*INPUT DATA*
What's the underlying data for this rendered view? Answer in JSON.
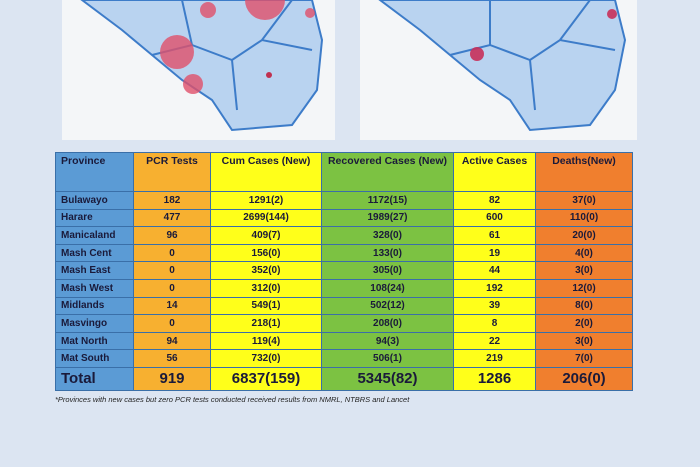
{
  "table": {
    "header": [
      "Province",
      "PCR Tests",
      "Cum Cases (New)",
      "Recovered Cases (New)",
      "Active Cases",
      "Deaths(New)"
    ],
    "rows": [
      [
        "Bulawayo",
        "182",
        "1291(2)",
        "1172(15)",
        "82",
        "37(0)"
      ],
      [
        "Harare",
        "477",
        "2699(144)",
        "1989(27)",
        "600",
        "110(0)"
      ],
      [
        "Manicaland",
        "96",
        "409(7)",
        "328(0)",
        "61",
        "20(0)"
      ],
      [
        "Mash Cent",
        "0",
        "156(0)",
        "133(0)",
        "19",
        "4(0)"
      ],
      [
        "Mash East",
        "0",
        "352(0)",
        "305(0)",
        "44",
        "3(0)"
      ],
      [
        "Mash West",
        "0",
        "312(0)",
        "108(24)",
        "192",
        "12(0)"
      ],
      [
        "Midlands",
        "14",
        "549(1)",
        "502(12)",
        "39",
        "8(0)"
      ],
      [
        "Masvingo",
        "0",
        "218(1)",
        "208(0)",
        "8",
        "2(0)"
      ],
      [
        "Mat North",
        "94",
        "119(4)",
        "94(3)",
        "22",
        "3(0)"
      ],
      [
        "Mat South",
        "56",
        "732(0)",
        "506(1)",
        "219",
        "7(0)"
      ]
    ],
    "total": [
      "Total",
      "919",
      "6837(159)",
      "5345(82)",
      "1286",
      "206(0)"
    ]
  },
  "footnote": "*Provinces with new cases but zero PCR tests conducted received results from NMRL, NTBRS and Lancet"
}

---

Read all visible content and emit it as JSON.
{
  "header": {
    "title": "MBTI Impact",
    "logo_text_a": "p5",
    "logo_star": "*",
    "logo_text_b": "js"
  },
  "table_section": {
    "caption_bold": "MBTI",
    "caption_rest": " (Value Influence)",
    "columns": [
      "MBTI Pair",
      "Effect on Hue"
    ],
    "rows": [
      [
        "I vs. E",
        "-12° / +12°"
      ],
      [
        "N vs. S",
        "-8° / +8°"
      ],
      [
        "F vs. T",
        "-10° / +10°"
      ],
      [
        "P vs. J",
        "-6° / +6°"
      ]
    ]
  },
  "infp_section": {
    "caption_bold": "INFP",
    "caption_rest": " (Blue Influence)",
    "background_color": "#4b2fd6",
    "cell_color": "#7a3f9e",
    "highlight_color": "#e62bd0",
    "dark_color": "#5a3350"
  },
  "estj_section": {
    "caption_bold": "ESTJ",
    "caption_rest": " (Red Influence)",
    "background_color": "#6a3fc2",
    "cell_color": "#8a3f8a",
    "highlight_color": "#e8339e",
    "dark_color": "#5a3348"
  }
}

*EXERCISE DIRECTIONS*
Check each line of the entries above for the word "JSON". List the ones that have it.

*EXERCISE OUTPUT*
What's the underlying data for this rendered view? Answer in JSON.
Read all visible content and emit it as JSON.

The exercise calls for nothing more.